### EXERCISE OBJECTIVE
Transcribe all of the material below word for word and leave out its pictures.
═══ ENTRIES ═══
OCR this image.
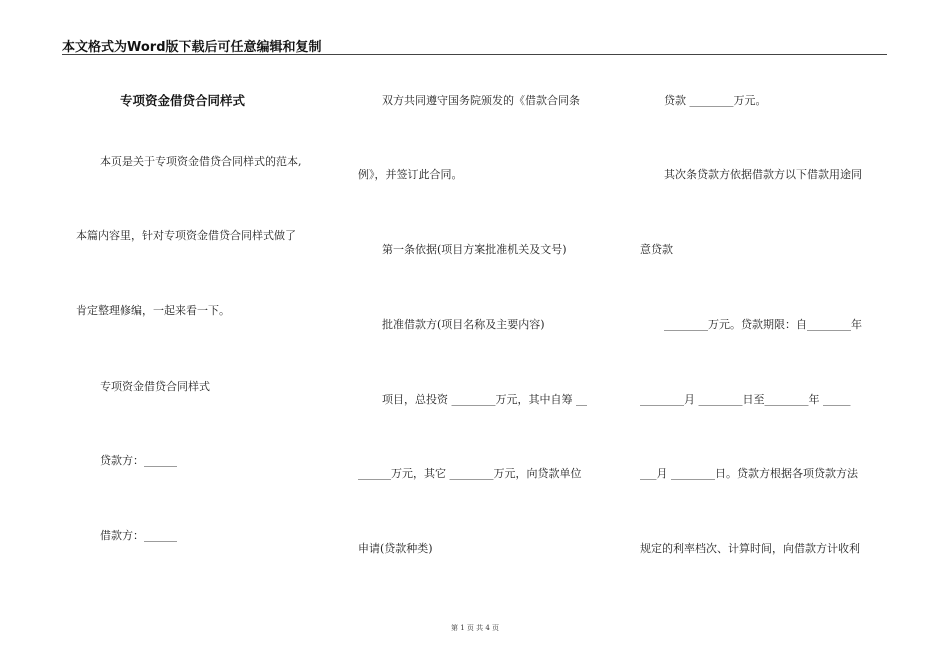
本文格式为Word版下载后可任意编辑和复制
专项资金借贷合同样式
本页是关于专项资金借贷合同样式的范本,
本篇内容里，针对专项资金借贷合同样式做了
肯定整理修编，一起来看一下。
专项资金借贷合同样式
贷款方：______
借款方：______
双方共同遵守国务院颁发的《借款合同条
例》，并签订此合同。
第一条依据(项目方案批准机关及文号)
批准借款方(项目名称及主要内容)
项目，总投资 ________万元，其中自筹 __
______万元，其它 ________万元，向贷款单位
申请(贷款种类)
贷款 ________万元。
其次条贷款方依据借款方以下借款用途同
意贷款
________万元。贷款期限：自________年
________月 ________日至________年 _____
___月 ________日。贷款方根据各项贷款方法
规定的利率档次、计算时间，向借款方计收利
第 1 页 共 4 页
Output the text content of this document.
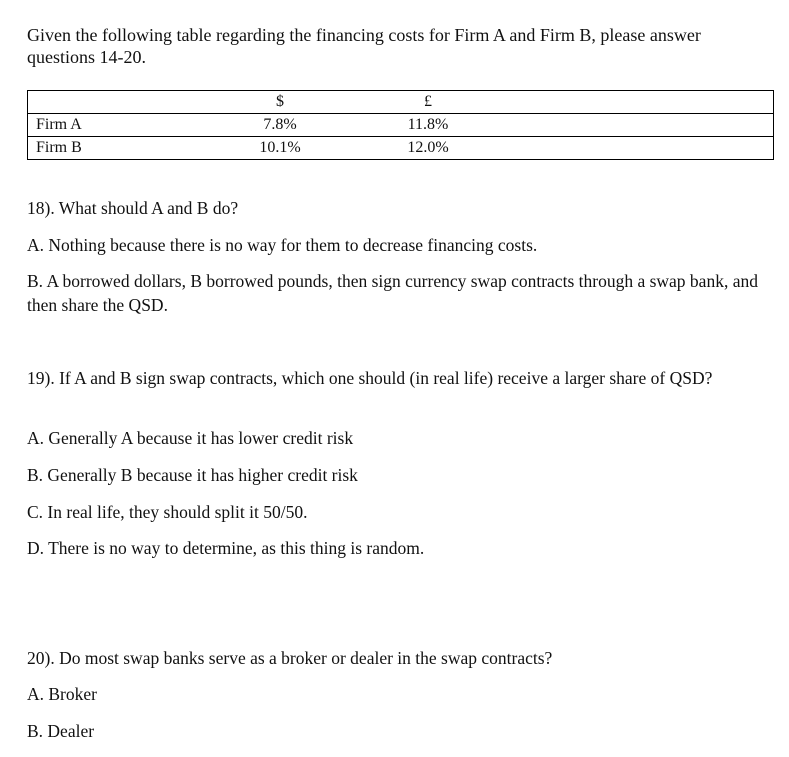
Given the following table regarding the financing costs for Firm A and Firm B, please answer questions 14-20.

	$	£	
Firm A	7.8%	11.8%	
Firm B	10.1%	12.0%	

18). What should A and B do?

A. Nothing because there is no way for them to decrease financing costs.

B. A borrowed dollars, B borrowed pounds, then sign currency swap contracts through a swap bank, and then share the QSD.

19). If A and B sign swap contracts, which one should (in real life) receive a larger share of QSD?

A. Generally A because it has lower credit risk

B. Generally B because it has higher credit risk

C. In real life, they should split it 50/50.

D. There is no way to determine, as this thing is random.

20). Do most swap banks serve as a broker or dealer in the swap contracts?

A. Broker

B. Dealer
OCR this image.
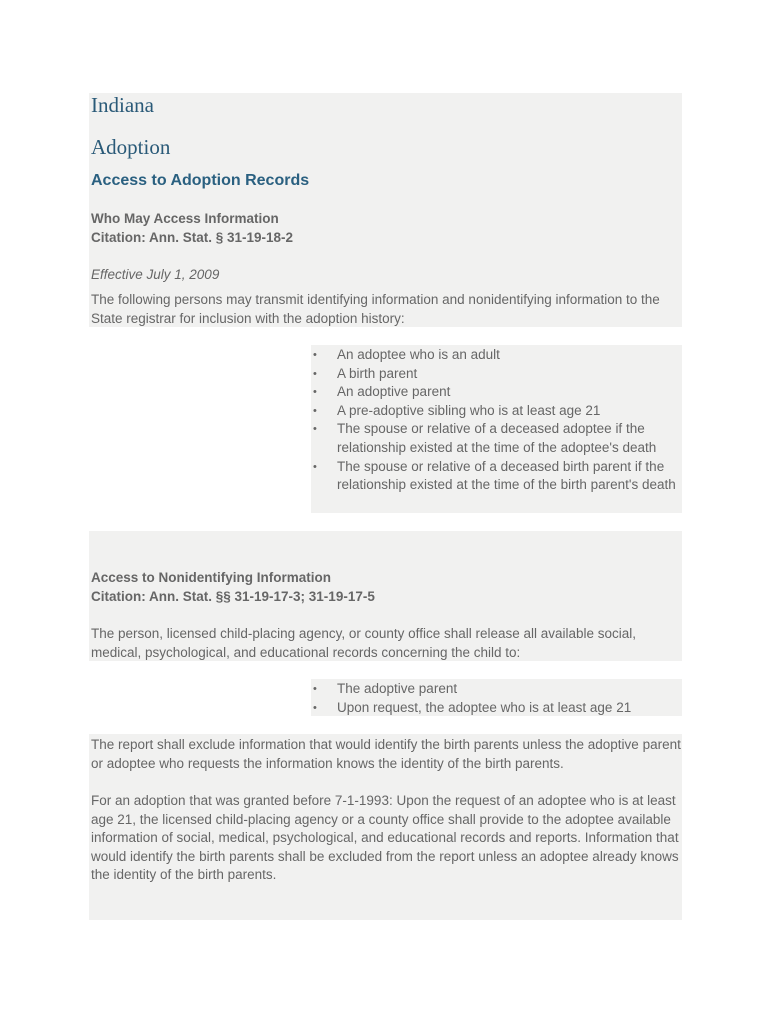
Indiana
Adoption
Access to Adoption Records

Who May Access Information

Citation: Ann. Stat. § 31-19-18-2

Effective July 1, 2009

The following persons may transmit identifying information and nonidentifying information to the State registrar for inclusion with the adoption history:

• An adoptee who is an adult
• A birth parent
• An adoptive parent
• A pre-adoptive sibling who is at least age 21
• The spouse or relative of a deceased adoptee if the relationship existed at the time of the adoptee's death
• The spouse or relative of a deceased birth parent if the relationship existed at the time of the birth parent's death

Access to Nonidentifying Information

Citation: Ann. Stat. §§ 31-19-17-3; 31-19-17-5

The person, licensed child-placing agency, or county office shall release all available social, medical, psychological, and educational records concerning the child to:

• The adoptive parent
• Upon request, the adoptee who is at least age 21

The report shall exclude information that would identify the birth parents unless the adoptive parent or adoptee who requests the information knows the identity of the birth parents.

For an adoption that was granted before 7-1-1993: Upon the request of an adoptee who is at least age 21, the licensed child-placing agency or a county office shall provide to the adoptee available information of social, medical, psychological, and educational records and reports. Information that would identify the birth parents shall be excluded from the report unless an adoptee already knows the identity of the birth parents.
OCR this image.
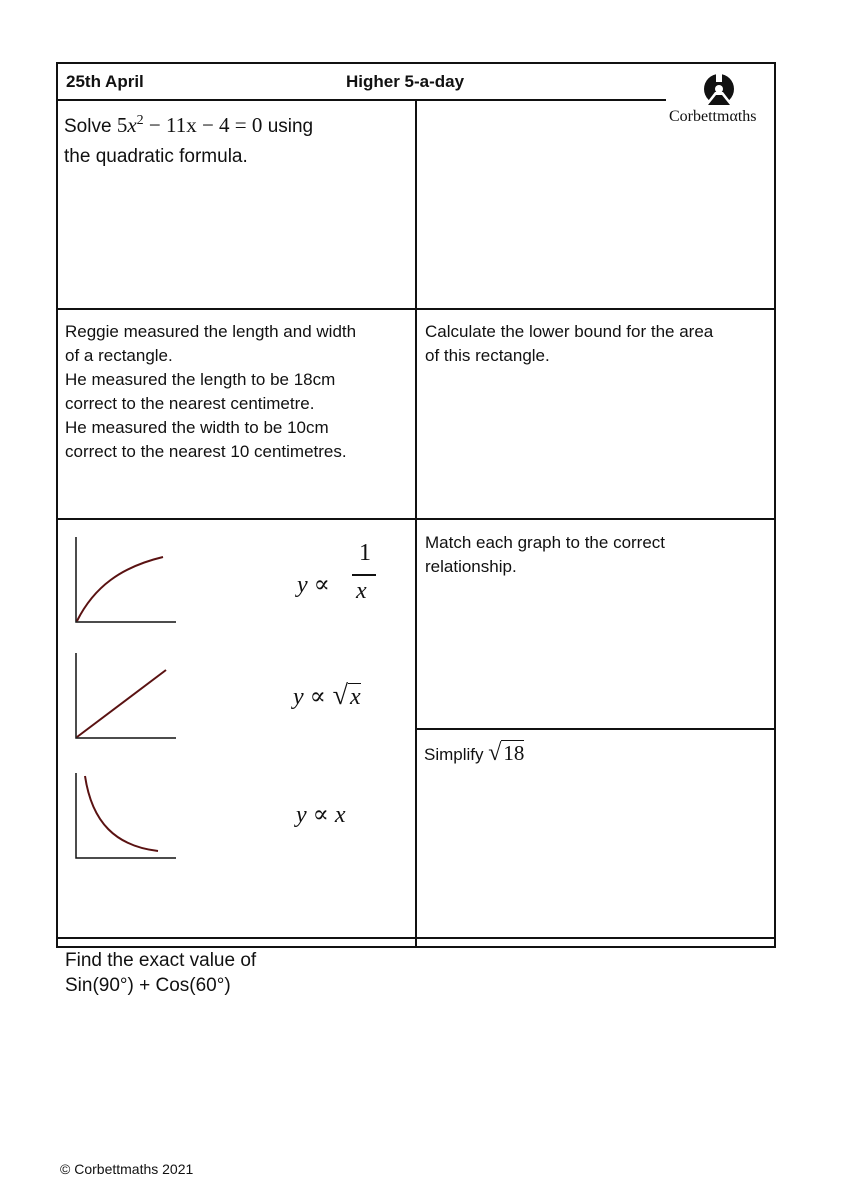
25th April	Higher 5-a-day
Corbettmαths
Solve $5x^2 - 11x - 4 = 0$ using
the quadratic formula.
Reggie measured the length and width
of a rectangle.
He measured the length to be 18cm
correct to the nearest centimetre.
He measured the width to be 10cm
correct to the nearest 10 centimetres.
Calculate the lower bound for the area
of this rectangle.
y ∝
1
x
y ∝ √x
y ∝ x
Match each graph to the correct
relationship.
Simplify √18
Find the exact value of
Sin(90°) + Cos(60°)
© Corbettmaths 2021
═══
### EXPECTED ANSWER
OCR this image.
本文格式为Word版下载后可任意编辑和复制
专项资金借贷合同样式
本页是关于专项资金借贷合同样式的范本,
本篇内容里，针对专项资金借贷合同样式做了
肯定整理修编，一起来看一下。
专项资金借贷合同样式
贷款方：______
借款方：______
双方共同遵守国务院颁发的《借款合同条
例》，并签订此合同。
第一条依据(项目方案批准机关及文号)
批准借款方(项目名称及主要内容)
项目，总投资 ________万元，其中自筹 __
______万元，其它 ________万元，向贷款单位
申请(贷款种类)
贷款 ________万元。
其次条贷款方依据借款方以下借款用途同
意贷款
________万元。贷款期限：自________年
________月 ________日至________年 _____
___月 ________日。贷款方根据各项贷款方法
规定的利率档次、计算时间，向借款方计收利
第 1 页 共 4 页
Output the text content of this document.
Given the following table regarding the financing costs for Firm A and Firm B, please answer questions 14-20.

	$	£	
Firm A	7.8%	11.8%	
Firm B	10.1%	12.0%	

18). What should A and B do?

A. Nothing because there is no way for them to decrease financing costs.

B. A borrowed dollars, B borrowed pounds, then sign currency swap contracts through a swap bank, and then share the QSD.

19). If A and B sign swap contracts, which one should (in real life) receive a larger share of QSD?

A. Generally A because it has lower credit risk

B. Generally B because it has higher credit risk

C. In real life, they should split it 50/50.

D. There is no way to determine, as this thing is random.

20). Do most swap banks serve as a broker or dealer in the swap contracts?

A. Broker

B. Dealer
OCR this image.
Indiana
Adoption
Access to Adoption Records

Who May Access Information

Citation: Ann. Stat. § 31-19-18-2

Effective July 1, 2009

The following persons may transmit identifying information and nonidentifying information to the State registrar for inclusion with the adoption history:

• An adoptee who is an adult
• A birth parent
• An adoptive parent
• A pre-adoptive sibling who is at least age 21
• The spouse or relative of a deceased adoptee if the relationship existed at the time of the adoptee's death
• The spouse or relative of a deceased birth parent if the relationship existed at the time of the birth parent's death

Access to Nonidentifying Information

Citation: Ann. Stat. §§ 31-19-17-3; 31-19-17-5

The person, licensed child-placing agency, or county office shall release all available social, medical, psychological, and educational records concerning the child to:

• The adoptive parent
• Upon request, the adoptee who is at least age 21

The report shall exclude information that would identify the birth parents unless the adoptive parent or adoptee who requests the information knows the identity of the birth parents.

For an adoption that was granted before 7-1-1993: Upon the request of an adoptee who is at least age 21, the licensed child-placing agency or a county office shall provide to the adoptee available information of social, medical, psychological, and educational records and reports. Information that would identify the birth parents shall be excluded from the report unless an adoptee already knows the identity of the birth parents.
OCR this image.
25th April	Higher 5-a-day
Corbettmαths
Solve $5x^2 - 11x - 4 = 0$ using
the quadratic formula.
Reggie measured the length and width
of a rectangle.
He measured the length to be 18cm
correct to the nearest centimetre.
He measured the width to be 10cm
correct to the nearest 10 centimetres.
Calculate the lower bound for the area
of this rectangle.
y ∝
1
x
y ∝ √x
y ∝ x
Match each graph to the correct
relationship.
Simplify √18
Find the exact value of
Sin(90°) + Cos(60°)
© Corbettmaths 2021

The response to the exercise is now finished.